Stated exercise
Rewrite the entries starting at the line containing "active-call-button[interactable]: ⇆ 主动召测" and ending at the line containing "refresh-data-button[interactable]: ↻ 刷新数据", changing "card-row" to "card-line" and leaving everything else as it is.

Given entries
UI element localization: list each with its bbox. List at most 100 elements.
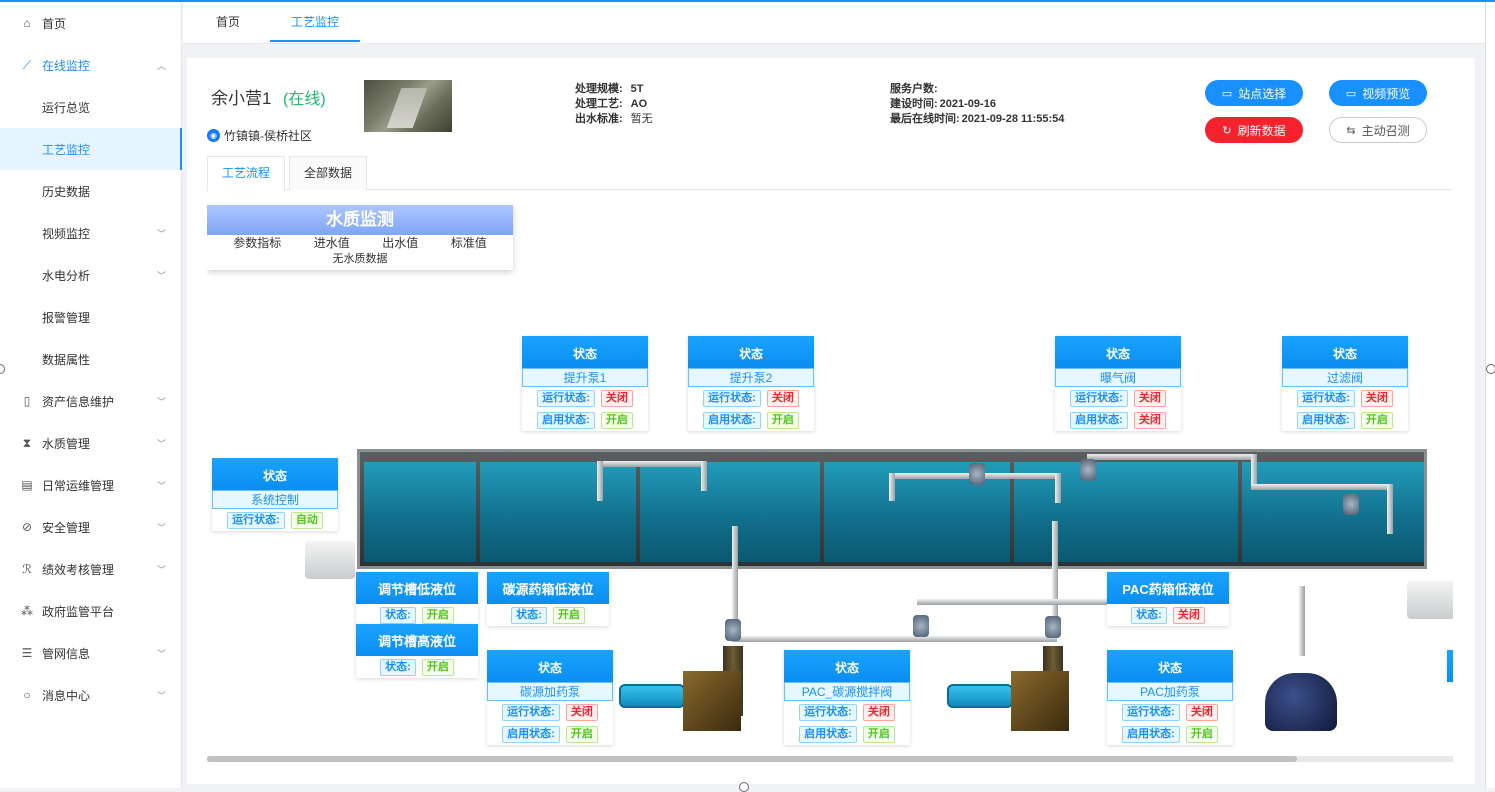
active-call-button[interactable]: ⇆ 主动召测 — [1329, 117, 1427, 143]
enable-status-label: 启用状态: — [1122, 725, 1180, 743]
tab-process-flow[interactable]: 工艺流程 — [207, 156, 286, 191]
enable-status-value[interactable]: 开启 — [862, 725, 895, 743]
enable-status-label: 启用状态: — [799, 725, 857, 743]
sidebar-item-pipe-network[interactable]: ☰ 管网信息 ﹀ — [0, 632, 182, 674]
sidebar-item-label: 消息中心 — [42, 688, 91, 703]
card-row: 运行状态: 自动 — [212, 509, 338, 531]
chevron-down-icon: ﹀ — [156, 270, 166, 281]
state-value[interactable]: 开启 — [552, 606, 585, 624]
sidebar-item-video[interactable]: 视频监控 ﹀ — [0, 212, 182, 254]
refresh-data-button[interactable]: ↻ 刷新数据 — [1205, 117, 1303, 143]
state-label: 状态: — [511, 606, 547, 624]
sidebar-item-label: 报警管理 — [42, 310, 91, 325]
tab-home[interactable]: 首页 — [205, 2, 251, 42]
station-photo[interactable] — [364, 80, 452, 132]
sidebar-item-safety[interactable]: ⊘ 安全管理 ﹀ — [0, 506, 182, 548]
state-value[interactable]: 开启 — [421, 606, 454, 624]
sidebar-item-label: 水电分析 — [42, 268, 91, 283]
sidebar-item-process-monitor[interactable]: 工艺监控 — [0, 128, 182, 170]
pipe — [701, 461, 707, 491]
card-header: 调节槽高液位 — [356, 624, 478, 656]
state-value[interactable]: 关闭 — [1172, 606, 1205, 624]
chevron-down-icon: ﹀ — [156, 648, 166, 659]
level-card-reg-high: 调节槽高液位 状态: 开启 — [356, 624, 478, 678]
sidebar-item-gov-platform[interactable]: ⁂ 政府监管平台 — [0, 590, 182, 632]
scale-value: 5T — [630, 83, 644, 95]
sidebar-item-performance[interactable]: ℛ 绩效考核管理 ﹀ — [0, 548, 182, 590]
run-status-value[interactable]: 自动 — [290, 511, 323, 529]
pipe — [1055, 473, 1061, 503]
sidebar-item-label: 绩效考核管理 — [42, 562, 115, 577]
sidebar-item-daily-ops[interactable]: ▤ 日常运维管理 ﹀ — [0, 464, 182, 506]
run-status-value[interactable]: 关闭 — [565, 703, 598, 721]
run-status-value[interactable]: 关闭 — [1360, 389, 1393, 407]
enable-status-value[interactable]: 开启 — [766, 411, 799, 429]
sidebar-item-label: 资产信息维护 — [42, 394, 115, 409]
enable-status-value[interactable]: 关闭 — [1133, 411, 1166, 429]
sidebar-item-online-monitor[interactable]: ⟋ 在线监控 ︿ — [0, 44, 182, 86]
enable-status-value[interactable]: 开启 — [1360, 411, 1393, 429]
enable-status-value[interactable]: 开启 — [1185, 725, 1218, 743]
water-quality-empty: 无水质数据 — [332, 253, 388, 265]
device-card-pac-pump: 状态 PAC加药泵 运行状态: 关闭 启用状态: 开启 — [1107, 650, 1233, 745]
sidebar-item-label: 历史数据 — [42, 184, 91, 199]
water-quality-title: 水质监测 — [207, 205, 513, 235]
inlet-pipe — [305, 541, 355, 579]
sidebar-item-label: 安全管理 — [42, 520, 91, 535]
station-name: 余小营1 — [211, 89, 272, 108]
run-status-value[interactable]: 关闭 — [1133, 389, 1166, 407]
device-card-aeration: 状态 曝气阀 运行状态: 关闭 启用状态: 关闭 — [1055, 336, 1181, 431]
enable-status-label: 启用状态: — [1297, 411, 1355, 429]
sidebar-item-label: 首页 — [42, 16, 67, 31]
button-label: 主动召测 — [1361, 123, 1410, 138]
tank-section — [640, 462, 820, 562]
horizontal-scrollbar[interactable] — [207, 756, 1453, 762]
sidebar-item-alarm[interactable]: 报警管理 — [0, 296, 182, 338]
card-row: 启用状态: 开启 — [1282, 409, 1408, 431]
scrollbar-thumb[interactable] — [207, 756, 1297, 762]
scale-label: 处理规模: — [575, 83, 623, 95]
state-value[interactable]: 开启 — [421, 658, 454, 676]
chevron-up-icon: ︿ — [156, 60, 166, 71]
sidebar-item-power-analysis[interactable]: 水电分析 ﹀ — [0, 254, 182, 296]
run-status-value[interactable]: 关闭 — [766, 389, 799, 407]
card-row: 状态: 开启 — [487, 604, 609, 626]
sidebar-item-asset[interactable]: ▯ 资产信息维护 ﹀ — [0, 380, 182, 422]
camera-icon: ▭ — [1221, 87, 1233, 100]
video-preview-button[interactable]: ▭ 视频预览 — [1329, 80, 1427, 106]
card-row: 运行状态: 关闭 — [784, 701, 910, 723]
resize-handle[interactable] — [739, 782, 749, 792]
button-label: 站点选择 — [1238, 86, 1287, 101]
sidebar-item-history[interactable]: 历史数据 — [0, 170, 182, 212]
card-row: 启用状态: 开启 — [487, 723, 613, 745]
site-select-button[interactable]: ▭ 站点选择 — [1205, 80, 1303, 106]
pump-gearbox — [683, 671, 741, 731]
sidebar-item-label: 运行总览 — [42, 100, 91, 115]
device-card-pump2: 状态 提升泵2 运行状态: 关闭 启用状态: 开启 — [688, 336, 814, 431]
pump-gearbox — [1011, 671, 1069, 731]
pipe — [597, 461, 603, 501]
sidebar-item-data-attr[interactable]: 数据属性 — [0, 338, 182, 380]
run-status-value[interactable]: 关闭 — [1185, 703, 1218, 721]
card-row: 状态: 关闭 — [1107, 604, 1229, 626]
sidebar-item-overview[interactable]: 运行总览 — [0, 86, 182, 128]
resize-handle[interactable] — [1486, 364, 1495, 374]
tank-section — [1242, 462, 1424, 562]
state-label: 状态: — [380, 606, 416, 624]
tab-process-monitor[interactable]: 工艺监控 — [270, 2, 360, 42]
card-row: 启用状态: 开启 — [1107, 723, 1233, 745]
run-status-value[interactable]: 关闭 — [862, 703, 895, 721]
sidebar-item-home[interactable]: ⌂ 首页 — [0, 2, 182, 44]
card-header: 状态 — [1055, 336, 1181, 368]
info-col-1: 处理规模: 5T 处理工艺: AO 出水标准: 暂无 — [575, 82, 653, 127]
sidebar-item-messages[interactable]: ○ 消息中心 ﹀ — [0, 674, 182, 716]
tab-all-data[interactable]: 全部数据 — [289, 156, 368, 190]
card-row: 运行状态: 关闭 — [688, 387, 814, 409]
enable-status-value[interactable]: 开启 — [600, 411, 633, 429]
chart-line-icon: ⟋ — [22, 57, 32, 72]
run-status-value[interactable]: 关闭 — [600, 389, 633, 407]
device-card-carbon-pump: 状态 碳源加药泵 运行状态: 关闭 启用状态: 开启 — [487, 650, 613, 745]
sidebar-item-water-quality[interactable]: ⧗ 水质管理 ﹀ — [0, 422, 182, 464]
enable-status-value[interactable]: 开启 — [565, 725, 598, 743]
card-header: 调节槽低液位 — [356, 572, 478, 604]
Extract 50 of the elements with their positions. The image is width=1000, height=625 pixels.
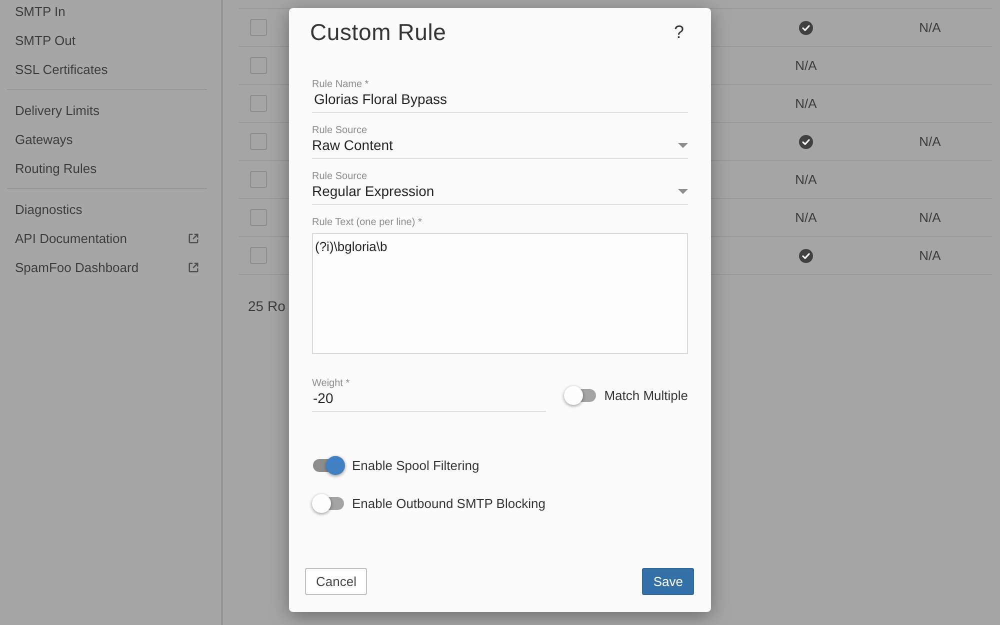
sidebar-link[interactable]: SMTP In xyxy=(15,2,66,22)
sidebar-link[interactable]: SpamFoo Dashboard xyxy=(15,258,139,278)
field-label: Rule Source xyxy=(312,171,368,183)
field-label: Rule Source xyxy=(312,125,368,137)
sidebar-link[interactable]: Delivery Limits xyxy=(15,100,100,120)
table-cell-text: N/A xyxy=(795,56,817,75)
row-checkbox[interactable] xyxy=(250,19,267,36)
table-cell-text: N/A xyxy=(919,132,941,151)
row-checkbox[interactable] xyxy=(250,209,267,226)
table-cell-text: N/A xyxy=(795,208,817,227)
field-label: Rule Name * xyxy=(312,79,370,91)
row-checkbox[interactable] xyxy=(250,171,267,188)
table-cell-text: N/A xyxy=(919,246,941,265)
field-label: Weight * xyxy=(312,378,351,390)
field-label: Rule Text (one per line) * xyxy=(312,217,423,229)
caret-icon xyxy=(678,142,688,148)
toggle-label: Match Multiple xyxy=(604,386,688,405)
save-button[interactable]: Save xyxy=(642,568,694,595)
rows-count-text: 25 Ro xyxy=(248,298,286,314)
check-circle-icon xyxy=(799,248,813,262)
table-cell-text: N/A xyxy=(795,94,817,113)
select-field[interactable]: Raw Content xyxy=(312,137,688,159)
toggle-label: Enable Outbound SMTP Blocking xyxy=(352,494,546,513)
rule-text-area[interactable]: (?i)\bgloria\b xyxy=(312,233,688,354)
check-circle-icon xyxy=(799,20,813,34)
table-cell-text: N/A xyxy=(919,18,941,37)
row-checkbox[interactable] xyxy=(250,247,267,264)
sidebar-link[interactable]: SSL Certificates xyxy=(15,60,108,80)
sidebar-link[interactable]: SMTP Out xyxy=(15,30,76,50)
row-checkbox[interactable] xyxy=(250,95,267,112)
sidebar-link[interactable]: Routing Rules xyxy=(15,158,97,178)
toggle-switch[interactable] xyxy=(564,386,598,405)
sidebar-link[interactable]: API Documentation xyxy=(15,228,128,248)
check-circle-icon xyxy=(799,134,813,148)
row-checkbox[interactable] xyxy=(250,133,267,150)
sidebar-link[interactable]: Diagnostics xyxy=(15,200,82,220)
select-field[interactable]: Regular Expression xyxy=(312,183,688,205)
sidebar-link[interactable]: Gateways xyxy=(15,130,73,150)
help-button[interactable]: ? xyxy=(674,21,684,43)
dialog-title: Custom Rule xyxy=(310,19,446,45)
table-cell-text: N/A xyxy=(919,208,941,227)
rule-name-field[interactable]: Glorias Floral Bypass xyxy=(312,91,688,113)
toggle-switch[interactable] xyxy=(312,456,345,476)
toggle-label: Enable Spool Filtering xyxy=(352,457,480,475)
table-cell-text: N/A xyxy=(795,170,817,189)
weight-field[interactable]: -20 xyxy=(312,390,546,412)
caret-icon xyxy=(678,188,688,194)
row-checkbox[interactable] xyxy=(250,57,267,74)
toggle-switch[interactable] xyxy=(312,494,345,513)
cancel-button[interactable]: Cancel xyxy=(305,568,368,595)
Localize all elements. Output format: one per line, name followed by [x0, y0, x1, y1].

Exercise response
active-call-button[interactable]: ⇆ 主动召测 — [1329, 117, 1427, 143]
enable-status-label: 启用状态: — [1122, 725, 1180, 743]
tab-process-flow[interactable]: 工艺流程 — [207, 156, 286, 191]
enable-status-value[interactable]: 开启 — [862, 725, 895, 743]
enable-status-label: 启用状态: — [799, 725, 857, 743]
sidebar-item-pipe-network[interactable]: ☰ 管网信息 ﹀ — [0, 632, 182, 674]
sidebar-item-label: 消息中心 — [42, 688, 91, 703]
card-line: 运行状态: 自动 — [212, 509, 338, 531]
chevron-down-icon: ﹀ — [156, 270, 166, 281]
state-value[interactable]: 开启 — [552, 606, 585, 624]
sidebar-item-video[interactable]: 视频监控 ﹀ — [0, 212, 182, 254]
refresh-data-button[interactable]: ↻ 刷新数据 — [1205, 117, 1303, 143]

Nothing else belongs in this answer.